§ **Problem to solve**: Transcribe the whole listing without a single picture.

[A block of data]
※ ※ ※
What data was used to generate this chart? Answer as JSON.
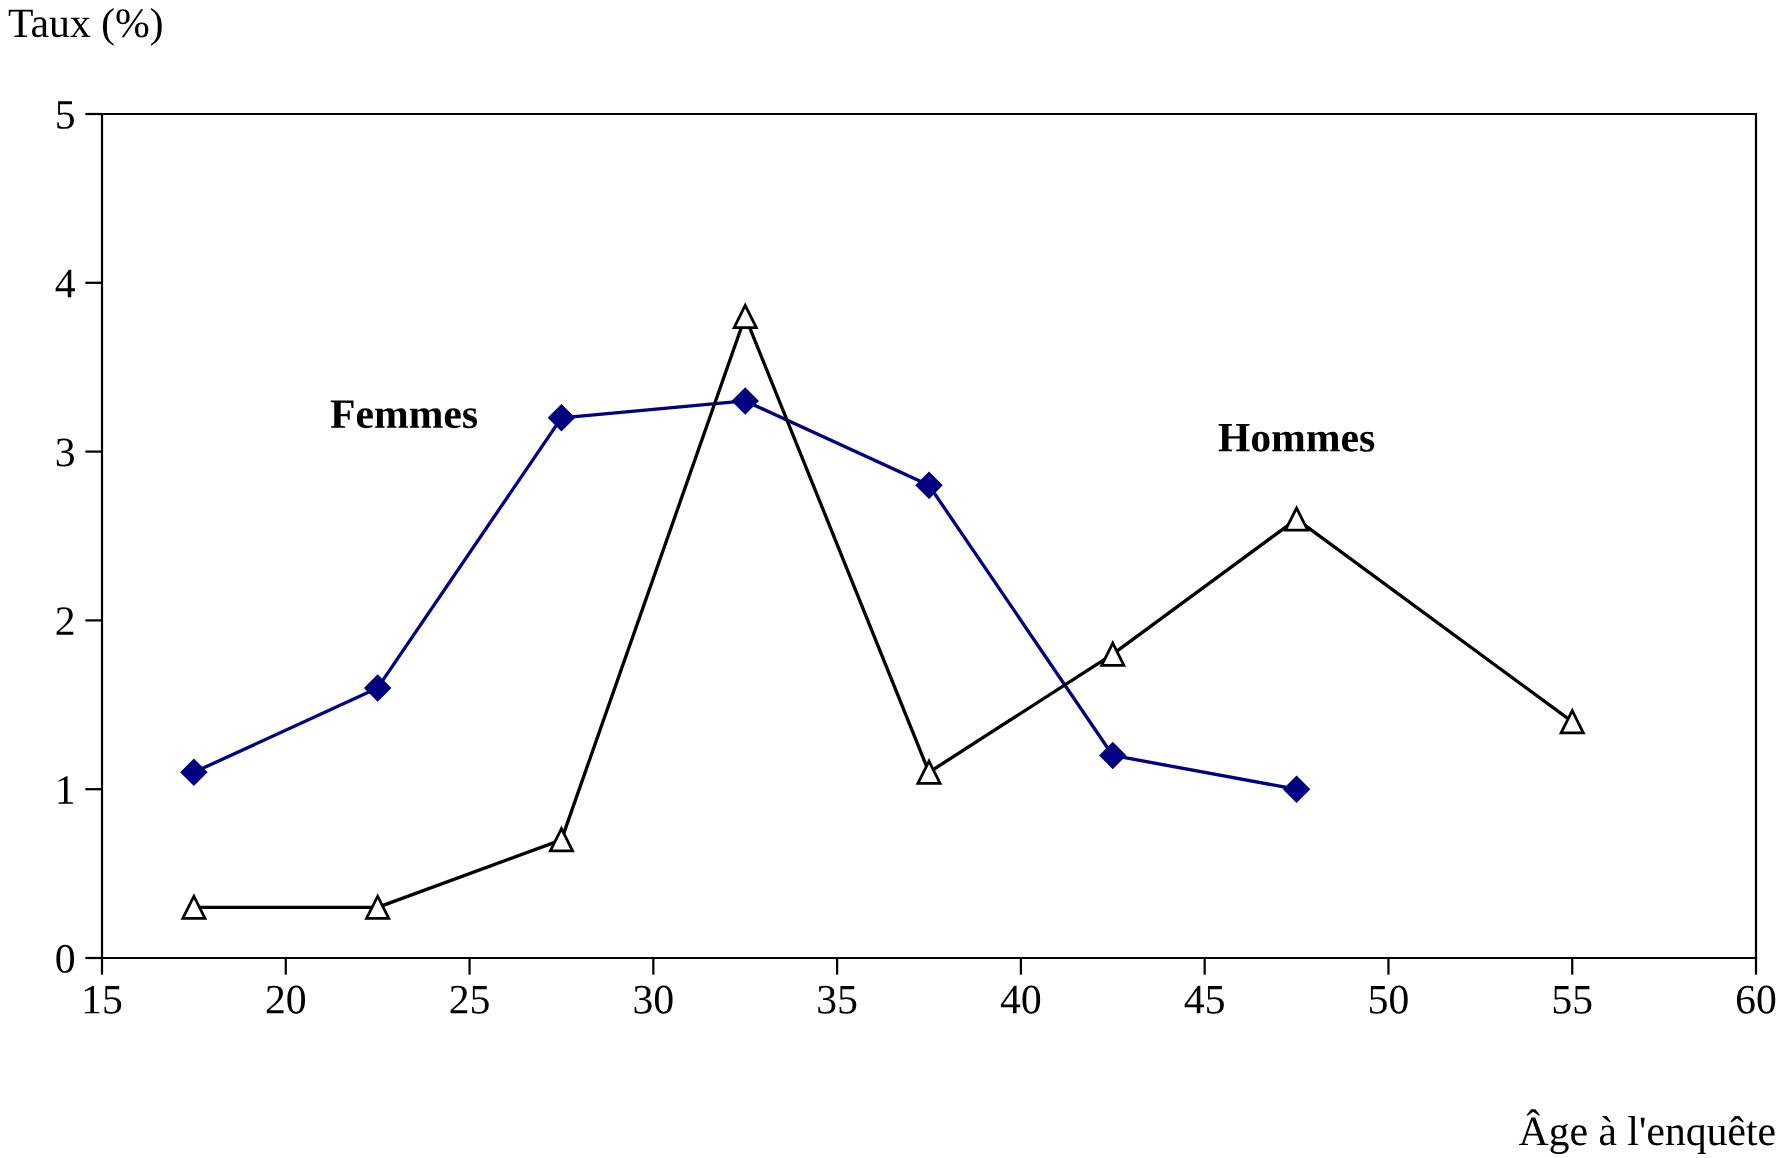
{
  "chart_data": {
    "type": "line",
    "xlabel": "Âge à l'enquête",
    "ylabel": "Taux (%)",
    "xlim": [
      15,
      60
    ],
    "xticks": [
      15,
      20,
      25,
      30,
      35,
      40,
      45,
      50,
      55,
      60
    ],
    "ylim": [
      0,
      5
    ],
    "yticks": [
      0,
      1,
      2,
      3,
      4,
      5
    ],
    "grid": false,
    "legend": false,
    "series": [
      {
        "name": "Femmes",
        "color": "#000080",
        "marker": "diamond",
        "x": [
          17.5,
          22.5,
          27.5,
          32.5,
          37.5,
          42.5,
          47.5
        ],
        "values": [
          1.1,
          1.6,
          3.2,
          3.3,
          2.8,
          1.2,
          1.0
        ]
      },
      {
        "name": "Hommes",
        "color": "#000000",
        "marker": "triangle",
        "x": [
          17.5,
          22.5,
          27.5,
          32.5,
          37.5,
          42.5,
          47.5,
          55
        ],
        "values": [
          0.3,
          0.3,
          0.7,
          3.8,
          1.1,
          1.8,
          2.6,
          1.4
        ]
      }
    ]
  }
}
※ ※ ※
§ **Correct result**:
What data was used to generate this chart? Answer as JSON.
{
  "chart_data": {
    "type": "line",
    "xlabel": "Âge à l'enquête",
    "ylabel": "Taux (%)",
    "xlim": [
      15,
      60
    ],
    "xticks": [
      15,
      20,
      25,
      30,
      35,
      40,
      45,
      50,
      55,
      60
    ],
    "ylim": [
      0,
      5
    ],
    "yticks": [
      0,
      1,
      2,
      3,
      4,
      5
    ],
    "grid": false,
    "legend": false,
    "series": [
      {
        "name": "Femmes",
        "color": "#000080",
        "marker": "diamond",
        "x": [
          17.5,
          22.5,
          27.5,
          32.5,
          37.5,
          42.5,
          47.5
        ],
        "values": [
          1.1,
          1.6,
          3.2,
          3.3,
          2.8,
          1.2,
          1.0
        ]
      },
      {
        "name": "Hommes",
        "color": "#000000",
        "marker": "triangle",
        "x": [
          17.5,
          22.5,
          27.5,
          32.5,
          37.5,
          42.5,
          47.5,
          55
        ],
        "values": [
          0.3,
          0.3,
          0.7,
          3.8,
          1.1,
          1.8,
          2.6,
          1.4
        ]
      }
    ]
  }
}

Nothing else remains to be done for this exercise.